>>>>

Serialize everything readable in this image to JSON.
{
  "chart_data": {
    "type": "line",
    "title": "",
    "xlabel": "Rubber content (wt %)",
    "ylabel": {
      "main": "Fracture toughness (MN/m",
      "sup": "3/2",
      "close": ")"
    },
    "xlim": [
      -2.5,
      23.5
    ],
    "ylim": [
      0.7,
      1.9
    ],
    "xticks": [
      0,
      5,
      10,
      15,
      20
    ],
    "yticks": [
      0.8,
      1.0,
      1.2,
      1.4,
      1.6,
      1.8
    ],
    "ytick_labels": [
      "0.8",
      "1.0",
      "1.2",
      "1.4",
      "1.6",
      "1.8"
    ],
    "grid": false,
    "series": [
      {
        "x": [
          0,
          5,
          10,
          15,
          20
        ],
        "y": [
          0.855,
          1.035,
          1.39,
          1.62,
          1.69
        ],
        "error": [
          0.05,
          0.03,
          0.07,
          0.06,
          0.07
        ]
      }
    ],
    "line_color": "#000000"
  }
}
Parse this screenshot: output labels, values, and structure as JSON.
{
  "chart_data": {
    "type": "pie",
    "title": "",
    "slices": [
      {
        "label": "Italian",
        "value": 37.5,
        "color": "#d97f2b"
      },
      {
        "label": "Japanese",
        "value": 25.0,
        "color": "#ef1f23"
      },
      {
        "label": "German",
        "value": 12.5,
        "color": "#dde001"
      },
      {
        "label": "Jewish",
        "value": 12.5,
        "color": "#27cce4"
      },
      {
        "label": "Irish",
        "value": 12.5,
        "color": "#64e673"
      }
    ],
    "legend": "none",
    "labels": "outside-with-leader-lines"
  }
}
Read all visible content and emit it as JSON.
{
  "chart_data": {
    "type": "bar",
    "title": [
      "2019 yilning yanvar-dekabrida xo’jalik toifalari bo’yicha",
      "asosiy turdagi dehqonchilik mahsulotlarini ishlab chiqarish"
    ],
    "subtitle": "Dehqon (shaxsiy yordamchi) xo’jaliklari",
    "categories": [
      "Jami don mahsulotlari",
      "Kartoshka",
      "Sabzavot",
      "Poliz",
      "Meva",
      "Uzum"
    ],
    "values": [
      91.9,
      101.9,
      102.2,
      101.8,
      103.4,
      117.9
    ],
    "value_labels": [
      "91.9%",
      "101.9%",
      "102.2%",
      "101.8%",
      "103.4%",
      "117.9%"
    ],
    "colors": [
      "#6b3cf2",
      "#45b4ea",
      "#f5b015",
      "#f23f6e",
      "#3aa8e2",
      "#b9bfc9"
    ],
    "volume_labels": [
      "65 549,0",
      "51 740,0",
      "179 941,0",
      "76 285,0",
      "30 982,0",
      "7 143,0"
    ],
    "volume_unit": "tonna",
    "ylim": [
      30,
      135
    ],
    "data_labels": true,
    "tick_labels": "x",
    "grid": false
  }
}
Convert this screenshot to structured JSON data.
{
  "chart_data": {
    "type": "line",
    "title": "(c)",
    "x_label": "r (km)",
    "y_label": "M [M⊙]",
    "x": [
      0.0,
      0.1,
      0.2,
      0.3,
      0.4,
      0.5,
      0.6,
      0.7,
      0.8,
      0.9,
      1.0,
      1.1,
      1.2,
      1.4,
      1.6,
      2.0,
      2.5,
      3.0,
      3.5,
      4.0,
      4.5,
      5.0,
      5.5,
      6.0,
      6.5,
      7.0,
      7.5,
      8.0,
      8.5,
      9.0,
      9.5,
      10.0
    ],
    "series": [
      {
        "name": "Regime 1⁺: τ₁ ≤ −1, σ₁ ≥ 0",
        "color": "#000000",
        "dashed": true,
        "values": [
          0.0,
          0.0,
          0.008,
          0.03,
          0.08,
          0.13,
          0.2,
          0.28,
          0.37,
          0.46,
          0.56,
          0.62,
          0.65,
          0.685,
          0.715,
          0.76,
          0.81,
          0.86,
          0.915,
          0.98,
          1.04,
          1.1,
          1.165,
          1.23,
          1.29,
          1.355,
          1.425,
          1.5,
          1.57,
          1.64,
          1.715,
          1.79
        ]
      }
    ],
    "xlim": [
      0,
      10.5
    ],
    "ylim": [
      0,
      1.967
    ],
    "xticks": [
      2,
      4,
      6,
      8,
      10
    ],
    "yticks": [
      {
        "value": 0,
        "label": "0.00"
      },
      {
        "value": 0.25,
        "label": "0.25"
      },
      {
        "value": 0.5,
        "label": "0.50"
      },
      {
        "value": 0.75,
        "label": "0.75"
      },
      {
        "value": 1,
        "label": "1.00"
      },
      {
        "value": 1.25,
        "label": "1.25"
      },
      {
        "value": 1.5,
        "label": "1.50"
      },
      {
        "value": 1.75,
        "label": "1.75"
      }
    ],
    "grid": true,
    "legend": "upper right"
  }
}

<<<<

### WHAT YOU NEED TO DO:
Each line of the material above must be retyped precisely.

### SOLUTION TO THE EXERCISE:
Serialize everything readable in this image to JSON.
{
  "chart_data": {
    "type": "line",
    "title": "",
    "xlabel": "Rubber content (wt %)",
    "ylabel": {
      "main": "Fracture toughness (MN/m",
      "sup": "3/2",
      "close": ")"
    },
    "xlim": [
      -2.5,
      23.5
    ],
    "ylim": [
      0.7,
      1.9
    ],
    "xticks": [
      0,
      5,
      10,
      15,
      20
    ],
    "yticks": [
      0.8,
      1.0,
      1.2,
      1.4,
      1.6,
      1.8
    ],
    "ytick_labels": [
      "0.8",
      "1.0",
      "1.2",
      "1.4",
      "1.6",
      "1.8"
    ],
    "grid": false,
    "series": [
      {
        "x": [
          0,
          5,
          10,
          15,
          20
        ],
        "y": [
          0.855,
          1.035,
          1.39,
          1.62,
          1.69
        ],
        "error": [
          0.05,
          0.03,
          0.07,
          0.06,
          0.07
        ]
      }
    ],
    "line_color": "#000000"
  }
}
Parse this screenshot: output labels, values, and structure as JSON.
{
  "chart_data": {
    "type": "pie",
    "title": "",
    "slices": [
      {
        "label": "Italian",
        "value": 37.5,
        "color": "#d97f2b"
      },
      {
        "label": "Japanese",
        "value": 25.0,
        "color": "#ef1f23"
      },
      {
        "label": "German",
        "value": 12.5,
        "color": "#dde001"
      },
      {
        "label": "Jewish",
        "value": 12.5,
        "color": "#27cce4"
      },
      {
        "label": "Irish",
        "value": 12.5,
        "color": "#64e673"
      }
    ],
    "legend": "none",
    "labels": "outside-with-leader-lines"
  }
}
Read all visible content and emit it as JSON.
{
  "chart_data": {
    "type": "bar",
    "title": [
      "2019 yilning yanvar-dekabrida xo’jalik toifalari bo’yicha",
      "asosiy turdagi dehqonchilik mahsulotlarini ishlab chiqarish"
    ],
    "subtitle": "Dehqon (shaxsiy yordamchi) xo’jaliklari",
    "categories": [
      "Jami don mahsulotlari",
      "Kartoshka",
      "Sabzavot",
      "Poliz",
      "Meva",
      "Uzum"
    ],
    "values": [
      91.9,
      101.9,
      102.2,
      101.8,
      103.4,
      117.9
    ],
    "value_labels": [
      "91.9%",
      "101.9%",
      "102.2%",
      "101.8%",
      "103.4%",
      "117.9%"
    ],
    "colors": [
      "#6b3cf2",
      "#45b4ea",
      "#f5b015",
      "#f23f6e",
      "#3aa8e2",
      "#b9bfc9"
    ],
    "volume_labels": [
      "65 549,0",
      "51 740,0",
      "179 941,0",
      "76 285,0",
      "30 982,0",
      "7 143,0"
    ],
    "volume_unit": "tonna",
    "ylim": [
      30,
      135
    ],
    "data_labels": true,
    "tick_labels": "x",
    "grid": false
  }
}
Convert this screenshot to structured JSON data.
{
  "chart_data": {
    "type": "line",
    "title": "(c)",
    "x_label": "r (km)",
    "y_label": "M [M⊙]",
    "x": [
      0.0,
      0.1,
      0.2,
      0.3,
      0.4,
      0.5,
      0.6,
      0.7,
      0.8,
      0.9,
      1.0,
      1.1,
      1.2,
      1.4,
      1.6,
      2.0,
      2.5,
      3.0,
      3.5,
      4.0,
      4.5,
      5.0,
      5.5,
      6.0,
      6.5,
      7.0,
      7.5,
      8.0,
      8.5,
      9.0,
      9.5,
      10.0
    ],
    "series": [
      {
        "name": "Regime 1⁺: τ₁ ≤ −1, σ₁ ≥ 0",
        "color": "#000000",
        "dashed": true,
        "values": [
          0.0,
          0.0,
          0.008,
          0.03,
          0.08,
          0.13,
          0.2,
          0.28,
          0.37,
          0.46,
          0.56,
          0.62,
          0.65,
          0.685,
          0.715,
          0.76,
          0.81,
          0.86,
          0.915,
          0.98,
          1.04,
          1.1,
          1.165,
          1.23,
          1.29,
          1.355,
          1.425,
          1.5,
          1.57,
          1.64,
          1.715,
          1.79
        ]
      }
    ],
    "xlim": [
      0,
      10.5
    ],
    "ylim": [
      0,
      1.967
    ],
    "xticks": [
      2,
      4,
      6,
      8,
      10
    ],
    "yticks": [
      {
        "value": 0,
        "label": "0.00"
      },
      {
        "value": 0.25,
        "label": "0.25"
      },
      {
        "value": 0.5,
        "label": "0.50"
      },
      {
        "value": 0.75,
        "label": "0.75"
      },
      {
        "value": 1,
        "label": "1.00"
      },
      {
        "value": 1.25,
        "label": "1.25"
      },
      {
        "value": 1.5,
        "label": "1.50"
      },
      {
        "value": 1.75,
        "label": "1.75"
      }
    ],
    "grid": true,
    "legend": "upper right"
  }
}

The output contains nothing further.